----- RECORDS FOR THIS TASK -----

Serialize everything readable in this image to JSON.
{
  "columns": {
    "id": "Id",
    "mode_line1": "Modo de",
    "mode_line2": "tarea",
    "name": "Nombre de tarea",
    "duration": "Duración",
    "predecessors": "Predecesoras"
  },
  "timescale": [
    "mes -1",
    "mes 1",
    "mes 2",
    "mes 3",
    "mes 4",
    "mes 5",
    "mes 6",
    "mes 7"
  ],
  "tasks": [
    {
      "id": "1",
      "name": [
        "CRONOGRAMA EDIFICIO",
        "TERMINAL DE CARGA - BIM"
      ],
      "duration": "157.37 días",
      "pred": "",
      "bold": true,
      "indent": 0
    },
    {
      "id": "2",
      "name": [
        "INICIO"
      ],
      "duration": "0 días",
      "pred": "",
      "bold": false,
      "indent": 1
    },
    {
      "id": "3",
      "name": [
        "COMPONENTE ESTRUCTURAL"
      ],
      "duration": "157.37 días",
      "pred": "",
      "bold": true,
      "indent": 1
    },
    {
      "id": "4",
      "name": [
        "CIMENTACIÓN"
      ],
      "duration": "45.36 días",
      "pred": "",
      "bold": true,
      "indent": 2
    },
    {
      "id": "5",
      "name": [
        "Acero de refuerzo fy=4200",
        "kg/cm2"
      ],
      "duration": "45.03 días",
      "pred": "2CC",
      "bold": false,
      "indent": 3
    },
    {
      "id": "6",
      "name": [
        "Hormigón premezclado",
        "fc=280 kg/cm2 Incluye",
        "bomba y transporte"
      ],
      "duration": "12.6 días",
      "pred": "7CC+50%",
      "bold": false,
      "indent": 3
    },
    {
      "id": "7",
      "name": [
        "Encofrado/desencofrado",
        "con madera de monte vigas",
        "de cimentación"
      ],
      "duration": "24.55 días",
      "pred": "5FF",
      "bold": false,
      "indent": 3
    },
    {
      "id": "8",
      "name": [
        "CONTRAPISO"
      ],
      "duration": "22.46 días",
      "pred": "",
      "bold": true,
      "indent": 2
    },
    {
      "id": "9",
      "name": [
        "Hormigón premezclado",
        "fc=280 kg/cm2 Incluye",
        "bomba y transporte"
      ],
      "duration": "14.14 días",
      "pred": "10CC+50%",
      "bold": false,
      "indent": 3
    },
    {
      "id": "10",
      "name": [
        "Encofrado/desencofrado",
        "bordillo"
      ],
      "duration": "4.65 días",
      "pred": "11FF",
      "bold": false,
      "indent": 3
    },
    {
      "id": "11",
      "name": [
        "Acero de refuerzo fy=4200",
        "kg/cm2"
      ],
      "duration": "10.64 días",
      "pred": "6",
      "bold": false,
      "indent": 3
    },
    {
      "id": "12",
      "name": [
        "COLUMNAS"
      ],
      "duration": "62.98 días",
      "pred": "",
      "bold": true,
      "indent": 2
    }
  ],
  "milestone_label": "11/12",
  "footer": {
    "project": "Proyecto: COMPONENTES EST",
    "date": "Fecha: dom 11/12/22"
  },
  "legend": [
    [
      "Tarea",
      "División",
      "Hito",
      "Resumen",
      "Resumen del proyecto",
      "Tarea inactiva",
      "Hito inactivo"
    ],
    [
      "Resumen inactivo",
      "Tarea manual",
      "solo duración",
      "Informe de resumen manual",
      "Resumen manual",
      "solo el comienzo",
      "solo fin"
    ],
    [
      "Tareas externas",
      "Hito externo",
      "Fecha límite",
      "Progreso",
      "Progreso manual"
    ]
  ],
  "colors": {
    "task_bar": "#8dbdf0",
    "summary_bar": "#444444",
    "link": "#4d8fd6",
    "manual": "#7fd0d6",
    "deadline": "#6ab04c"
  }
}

-----
----- RECORDS FOR THIS TASK -----

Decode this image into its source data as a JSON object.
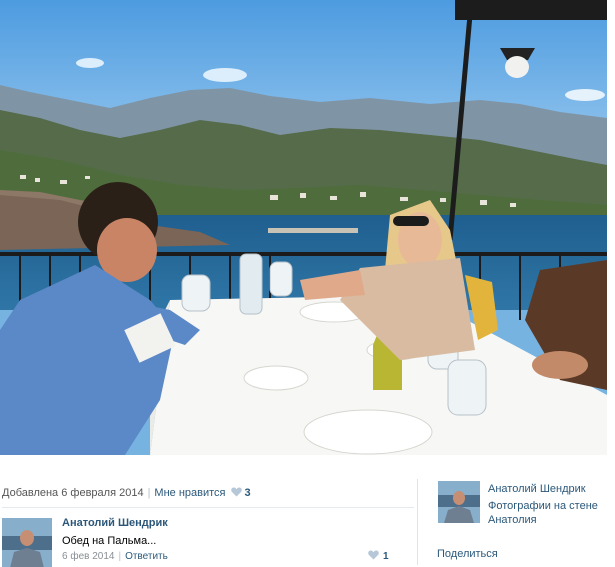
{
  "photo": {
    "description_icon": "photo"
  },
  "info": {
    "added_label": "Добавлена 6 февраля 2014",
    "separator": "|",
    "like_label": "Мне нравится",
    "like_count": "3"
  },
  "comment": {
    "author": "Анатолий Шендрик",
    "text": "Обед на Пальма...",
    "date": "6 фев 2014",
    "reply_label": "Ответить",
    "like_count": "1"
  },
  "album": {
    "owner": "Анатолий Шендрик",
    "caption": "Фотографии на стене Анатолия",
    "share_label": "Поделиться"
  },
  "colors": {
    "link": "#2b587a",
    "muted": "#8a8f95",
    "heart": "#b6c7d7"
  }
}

-----

WHAT TO WORK ON >> Copy out every line from the records that has the word "solo".

EXERCISE SOLUTION >>
      "solo duración",
      "solo el comienzo",
      "solo fin"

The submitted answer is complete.